* Directions: Every record should be written out exactly, with the pictures left out.

* Extracted records:

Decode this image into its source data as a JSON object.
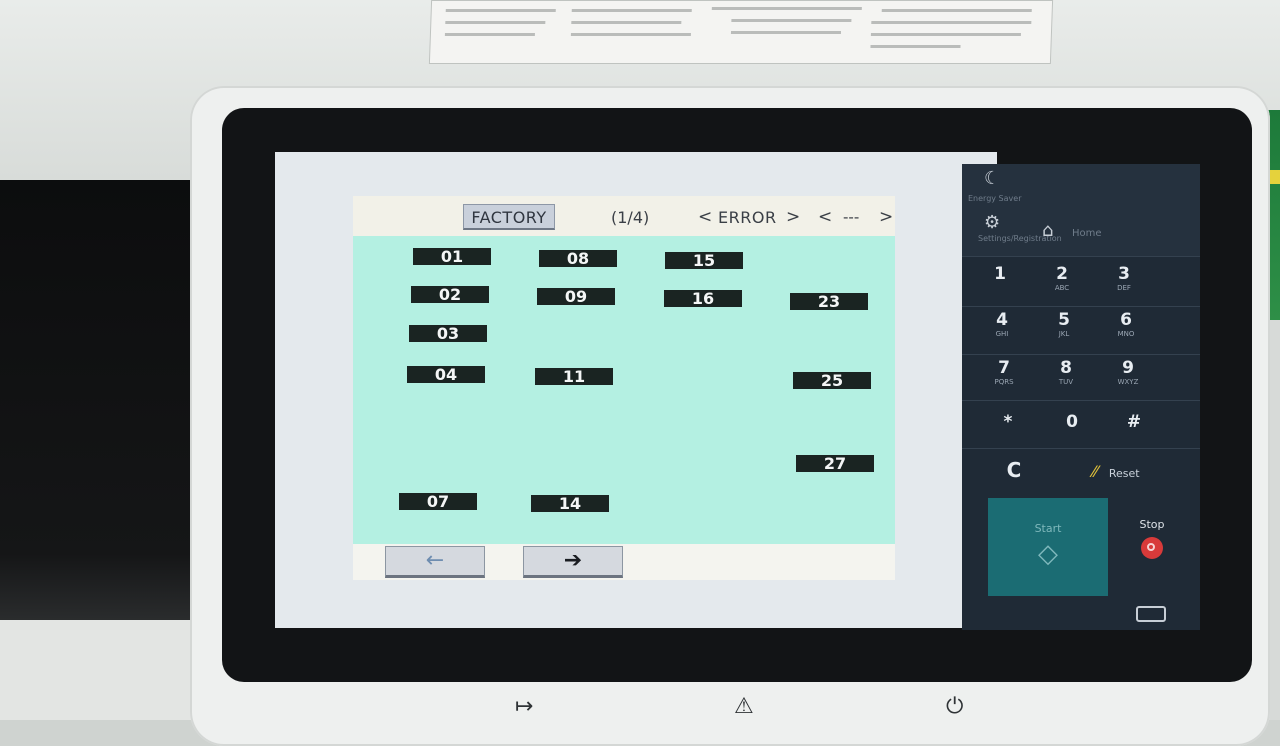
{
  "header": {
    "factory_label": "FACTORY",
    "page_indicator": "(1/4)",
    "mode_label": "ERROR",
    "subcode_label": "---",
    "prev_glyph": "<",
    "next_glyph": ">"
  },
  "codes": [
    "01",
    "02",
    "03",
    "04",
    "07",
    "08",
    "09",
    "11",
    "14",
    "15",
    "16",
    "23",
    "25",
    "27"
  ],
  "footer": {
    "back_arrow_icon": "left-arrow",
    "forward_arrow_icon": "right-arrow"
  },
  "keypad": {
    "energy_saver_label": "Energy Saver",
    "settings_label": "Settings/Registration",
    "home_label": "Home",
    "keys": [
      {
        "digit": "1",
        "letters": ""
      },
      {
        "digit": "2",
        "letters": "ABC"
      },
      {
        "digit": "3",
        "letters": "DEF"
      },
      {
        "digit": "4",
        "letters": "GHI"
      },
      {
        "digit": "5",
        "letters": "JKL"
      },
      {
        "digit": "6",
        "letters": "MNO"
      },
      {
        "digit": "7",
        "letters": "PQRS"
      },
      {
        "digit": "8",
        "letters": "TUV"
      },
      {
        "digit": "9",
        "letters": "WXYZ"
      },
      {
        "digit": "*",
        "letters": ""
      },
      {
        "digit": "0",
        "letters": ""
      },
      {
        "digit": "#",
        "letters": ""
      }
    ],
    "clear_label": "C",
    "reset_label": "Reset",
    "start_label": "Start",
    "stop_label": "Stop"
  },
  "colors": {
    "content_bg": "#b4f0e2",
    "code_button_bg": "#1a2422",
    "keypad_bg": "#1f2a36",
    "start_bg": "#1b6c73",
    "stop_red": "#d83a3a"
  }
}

* Written response:
Decode this image into its source data as a JSON object.
{
  "header": {
    "factory_label": "FACTORY",
    "page_indicator": "(1/4)",
    "mode_label": "ERROR",
    "subcode_label": "---",
    "prev_glyph": "<",
    "next_glyph": ">"
  },
  "codes": [
    "01",
    "02",
    "03",
    "04",
    "07",
    "08",
    "09",
    "11",
    "14",
    "15",
    "16",
    "23",
    "25",
    "27"
  ],
  "footer": {
    "back_arrow_icon": "left-arrow",
    "forward_arrow_icon": "right-arrow"
  },
  "keypad": {
    "energy_saver_label": "Energy Saver",
    "settings_label": "Settings/Registration",
    "home_label": "Home",
    "keys": [
      {
        "digit": "1",
        "letters": ""
      },
      {
        "digit": "2",
        "letters": "ABC"
      },
      {
        "digit": "3",
        "letters": "DEF"
      },
      {
        "digit": "4",
        "letters": "GHI"
      },
      {
        "digit": "5",
        "letters": "JKL"
      },
      {
        "digit": "6",
        "letters": "MNO"
      },
      {
        "digit": "7",
        "letters": "PQRS"
      },
      {
        "digit": "8",
        "letters": "TUV"
      },
      {
        "digit": "9",
        "letters": "WXYZ"
      },
      {
        "digit": "*",
        "letters": ""
      },
      {
        "digit": "0",
        "letters": ""
      },
      {
        "digit": "#",
        "letters": ""
      }
    ],
    "clear_label": "C",
    "reset_label": "Reset",
    "start_label": "Start",
    "stop_label": "Stop"
  },
  "colors": {
    "content_bg": "#b4f0e2",
    "code_button_bg": "#1a2422",
    "keypad_bg": "#1f2a36",
    "start_bg": "#1b6c73",
    "stop_red": "#d83a3a"
  }
}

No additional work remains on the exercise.